## Entries shown:
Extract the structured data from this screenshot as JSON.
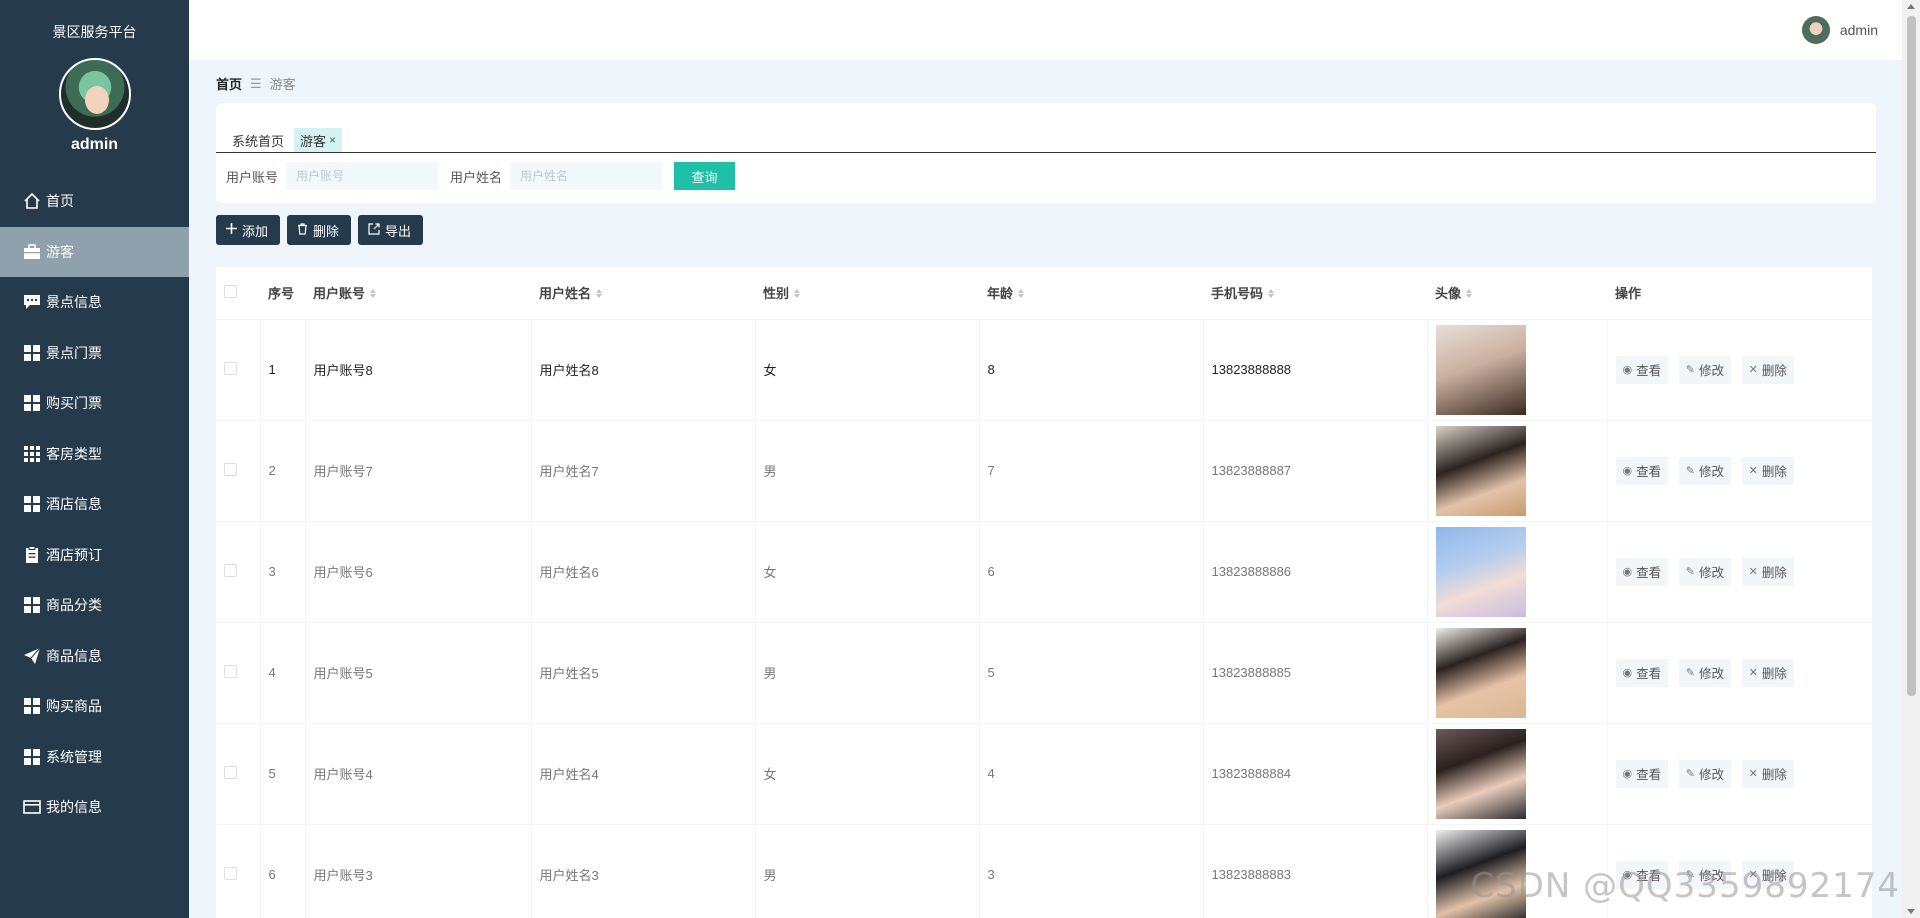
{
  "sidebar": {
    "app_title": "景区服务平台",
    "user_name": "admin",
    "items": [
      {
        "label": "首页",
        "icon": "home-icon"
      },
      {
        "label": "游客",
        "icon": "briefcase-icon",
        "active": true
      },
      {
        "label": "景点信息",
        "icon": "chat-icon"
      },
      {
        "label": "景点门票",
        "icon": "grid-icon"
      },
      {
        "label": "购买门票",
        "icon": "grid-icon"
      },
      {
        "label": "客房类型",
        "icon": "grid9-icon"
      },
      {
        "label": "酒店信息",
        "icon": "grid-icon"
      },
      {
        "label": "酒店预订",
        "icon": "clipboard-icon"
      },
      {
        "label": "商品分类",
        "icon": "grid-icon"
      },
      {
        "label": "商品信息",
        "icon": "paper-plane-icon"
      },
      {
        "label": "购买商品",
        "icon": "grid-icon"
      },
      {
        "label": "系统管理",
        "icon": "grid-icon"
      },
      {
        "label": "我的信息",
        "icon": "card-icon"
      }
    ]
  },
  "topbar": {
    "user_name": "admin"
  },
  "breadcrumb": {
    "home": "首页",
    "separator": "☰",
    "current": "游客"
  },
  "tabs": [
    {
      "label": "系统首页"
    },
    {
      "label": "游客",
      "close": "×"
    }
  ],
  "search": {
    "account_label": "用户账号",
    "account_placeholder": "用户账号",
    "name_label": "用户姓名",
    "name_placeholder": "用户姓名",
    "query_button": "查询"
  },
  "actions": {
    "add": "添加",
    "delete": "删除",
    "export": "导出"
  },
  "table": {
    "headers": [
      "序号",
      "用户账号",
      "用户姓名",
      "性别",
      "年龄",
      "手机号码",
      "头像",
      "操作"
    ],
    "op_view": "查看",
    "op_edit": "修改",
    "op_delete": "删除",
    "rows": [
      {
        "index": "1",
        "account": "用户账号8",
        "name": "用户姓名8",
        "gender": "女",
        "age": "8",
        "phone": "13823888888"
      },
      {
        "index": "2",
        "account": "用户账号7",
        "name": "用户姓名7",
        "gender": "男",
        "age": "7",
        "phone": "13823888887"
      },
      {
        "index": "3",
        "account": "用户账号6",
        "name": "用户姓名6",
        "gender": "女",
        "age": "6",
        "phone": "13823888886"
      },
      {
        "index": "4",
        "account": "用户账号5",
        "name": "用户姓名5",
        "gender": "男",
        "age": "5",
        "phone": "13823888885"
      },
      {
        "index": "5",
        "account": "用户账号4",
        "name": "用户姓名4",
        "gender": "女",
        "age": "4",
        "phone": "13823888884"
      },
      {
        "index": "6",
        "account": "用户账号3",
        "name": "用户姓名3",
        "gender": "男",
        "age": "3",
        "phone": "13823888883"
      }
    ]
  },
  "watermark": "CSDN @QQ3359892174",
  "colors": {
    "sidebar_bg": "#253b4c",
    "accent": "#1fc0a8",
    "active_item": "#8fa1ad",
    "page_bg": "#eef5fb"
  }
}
---
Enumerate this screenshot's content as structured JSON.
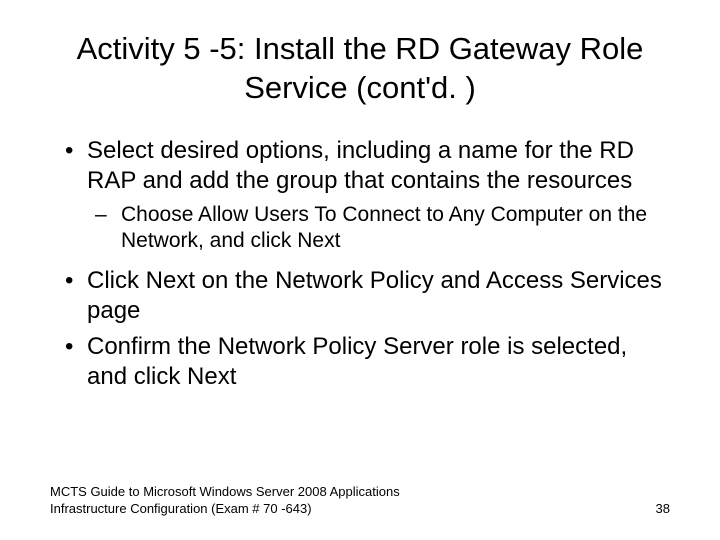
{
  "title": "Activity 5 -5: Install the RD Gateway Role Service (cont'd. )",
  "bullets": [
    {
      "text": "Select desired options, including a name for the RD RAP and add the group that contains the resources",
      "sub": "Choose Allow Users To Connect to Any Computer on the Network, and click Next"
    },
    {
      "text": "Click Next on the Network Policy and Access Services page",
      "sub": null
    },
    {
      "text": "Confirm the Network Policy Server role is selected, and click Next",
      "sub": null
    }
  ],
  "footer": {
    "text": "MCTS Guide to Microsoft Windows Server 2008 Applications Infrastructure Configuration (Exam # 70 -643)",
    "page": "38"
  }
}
==
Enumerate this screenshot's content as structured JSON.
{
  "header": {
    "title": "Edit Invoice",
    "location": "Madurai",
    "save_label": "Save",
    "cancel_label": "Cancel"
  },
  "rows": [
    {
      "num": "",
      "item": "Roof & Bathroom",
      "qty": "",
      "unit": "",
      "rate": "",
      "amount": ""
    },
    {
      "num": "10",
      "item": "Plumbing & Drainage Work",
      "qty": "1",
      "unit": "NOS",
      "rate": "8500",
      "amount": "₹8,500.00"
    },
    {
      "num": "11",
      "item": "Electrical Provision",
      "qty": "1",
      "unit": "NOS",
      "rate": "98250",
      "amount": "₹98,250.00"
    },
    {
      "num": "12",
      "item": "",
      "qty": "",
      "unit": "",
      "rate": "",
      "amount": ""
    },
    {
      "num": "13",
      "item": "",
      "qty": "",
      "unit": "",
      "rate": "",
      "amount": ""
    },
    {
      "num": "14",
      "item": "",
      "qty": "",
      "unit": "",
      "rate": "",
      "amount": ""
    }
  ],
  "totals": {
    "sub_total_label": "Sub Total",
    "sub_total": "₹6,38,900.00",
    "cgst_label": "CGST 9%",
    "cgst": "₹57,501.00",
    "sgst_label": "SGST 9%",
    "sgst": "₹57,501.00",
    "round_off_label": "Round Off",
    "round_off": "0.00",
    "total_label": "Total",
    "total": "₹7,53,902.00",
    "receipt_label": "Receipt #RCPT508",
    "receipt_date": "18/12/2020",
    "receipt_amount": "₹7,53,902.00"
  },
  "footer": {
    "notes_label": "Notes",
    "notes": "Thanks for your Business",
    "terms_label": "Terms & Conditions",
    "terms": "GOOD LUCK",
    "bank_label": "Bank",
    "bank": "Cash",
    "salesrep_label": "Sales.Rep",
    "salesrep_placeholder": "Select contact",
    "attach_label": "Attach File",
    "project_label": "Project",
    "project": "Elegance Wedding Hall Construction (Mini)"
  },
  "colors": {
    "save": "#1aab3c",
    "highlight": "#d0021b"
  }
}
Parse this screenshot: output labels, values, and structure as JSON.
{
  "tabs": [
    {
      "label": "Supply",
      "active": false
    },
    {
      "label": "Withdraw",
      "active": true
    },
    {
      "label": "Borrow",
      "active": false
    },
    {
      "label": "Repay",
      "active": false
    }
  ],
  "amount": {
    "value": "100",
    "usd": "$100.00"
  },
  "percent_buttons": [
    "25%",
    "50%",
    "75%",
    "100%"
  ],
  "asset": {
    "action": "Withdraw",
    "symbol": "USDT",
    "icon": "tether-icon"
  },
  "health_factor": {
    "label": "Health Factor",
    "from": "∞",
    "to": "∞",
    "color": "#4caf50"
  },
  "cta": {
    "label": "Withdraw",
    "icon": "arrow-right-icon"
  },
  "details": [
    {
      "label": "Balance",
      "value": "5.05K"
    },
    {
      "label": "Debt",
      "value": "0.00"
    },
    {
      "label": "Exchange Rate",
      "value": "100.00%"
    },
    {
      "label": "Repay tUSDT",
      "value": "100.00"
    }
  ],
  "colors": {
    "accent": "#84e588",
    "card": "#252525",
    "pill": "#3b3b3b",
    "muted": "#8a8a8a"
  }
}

## What the exercise asks:
Find the word "phone" in the entries above and gather every line that holds it.

## Expected output:
        "phone": "13823888888"
        "phone": "13823888887"
        "phone": "13823888886"
        "phone": "13823888885"
        "phone": "13823888884"
        "phone": "13823888883"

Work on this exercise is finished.